*TASK GOAL*.
Extract, from the listing that follows, each line containing the word "政策法规".

*DATA EXTRACT*.

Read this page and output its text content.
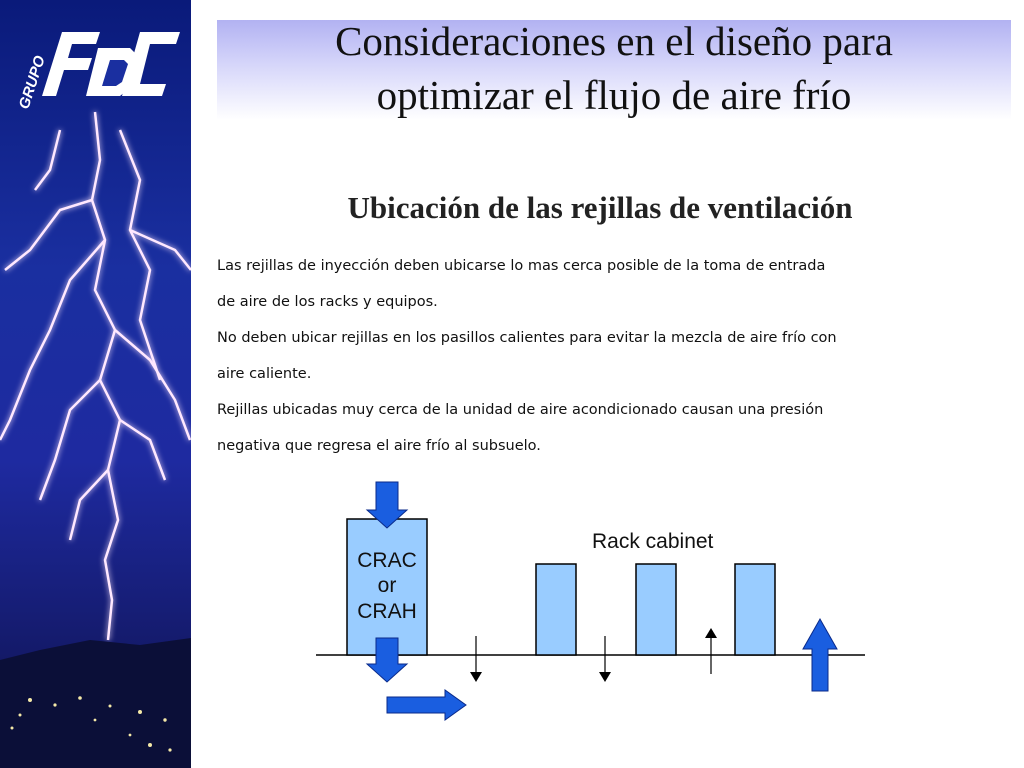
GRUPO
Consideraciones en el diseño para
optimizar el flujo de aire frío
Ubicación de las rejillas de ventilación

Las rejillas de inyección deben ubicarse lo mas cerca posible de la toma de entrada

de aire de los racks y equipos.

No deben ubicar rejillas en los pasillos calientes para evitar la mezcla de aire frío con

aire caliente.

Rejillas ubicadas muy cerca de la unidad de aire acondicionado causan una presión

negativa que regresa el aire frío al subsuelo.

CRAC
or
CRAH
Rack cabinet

---

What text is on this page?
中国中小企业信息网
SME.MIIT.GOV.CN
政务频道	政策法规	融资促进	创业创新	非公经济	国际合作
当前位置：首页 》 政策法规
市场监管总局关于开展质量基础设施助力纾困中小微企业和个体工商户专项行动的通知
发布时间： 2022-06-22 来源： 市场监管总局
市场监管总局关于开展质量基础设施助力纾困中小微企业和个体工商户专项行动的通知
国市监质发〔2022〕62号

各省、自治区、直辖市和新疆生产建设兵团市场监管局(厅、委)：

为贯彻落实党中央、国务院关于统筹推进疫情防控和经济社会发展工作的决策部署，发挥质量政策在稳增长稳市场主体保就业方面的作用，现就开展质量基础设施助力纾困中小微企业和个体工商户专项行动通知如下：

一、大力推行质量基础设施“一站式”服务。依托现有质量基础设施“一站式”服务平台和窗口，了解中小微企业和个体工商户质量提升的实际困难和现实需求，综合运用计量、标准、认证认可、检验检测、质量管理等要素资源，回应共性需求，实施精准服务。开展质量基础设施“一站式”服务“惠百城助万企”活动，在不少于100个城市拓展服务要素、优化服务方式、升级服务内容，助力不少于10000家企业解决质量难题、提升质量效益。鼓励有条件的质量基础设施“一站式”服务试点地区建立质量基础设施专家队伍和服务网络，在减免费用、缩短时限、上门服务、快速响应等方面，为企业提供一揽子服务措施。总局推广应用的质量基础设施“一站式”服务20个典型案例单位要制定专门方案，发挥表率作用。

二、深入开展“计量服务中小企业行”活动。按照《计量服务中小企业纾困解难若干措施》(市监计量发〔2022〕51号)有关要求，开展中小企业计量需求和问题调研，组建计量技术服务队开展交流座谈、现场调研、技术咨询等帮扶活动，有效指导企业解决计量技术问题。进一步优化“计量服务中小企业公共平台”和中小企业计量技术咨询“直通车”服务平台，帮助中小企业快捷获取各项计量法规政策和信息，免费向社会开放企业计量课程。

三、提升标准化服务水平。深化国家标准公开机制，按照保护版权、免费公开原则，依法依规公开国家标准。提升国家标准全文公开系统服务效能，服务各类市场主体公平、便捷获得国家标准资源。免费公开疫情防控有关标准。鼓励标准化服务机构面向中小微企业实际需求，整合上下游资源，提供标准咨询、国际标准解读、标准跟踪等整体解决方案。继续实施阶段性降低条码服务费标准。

*IN RESPONSE*.
政务频道	政策法规	融资促进	创业创新	非公经济	国际合作
当前位置：首页 》 政策法规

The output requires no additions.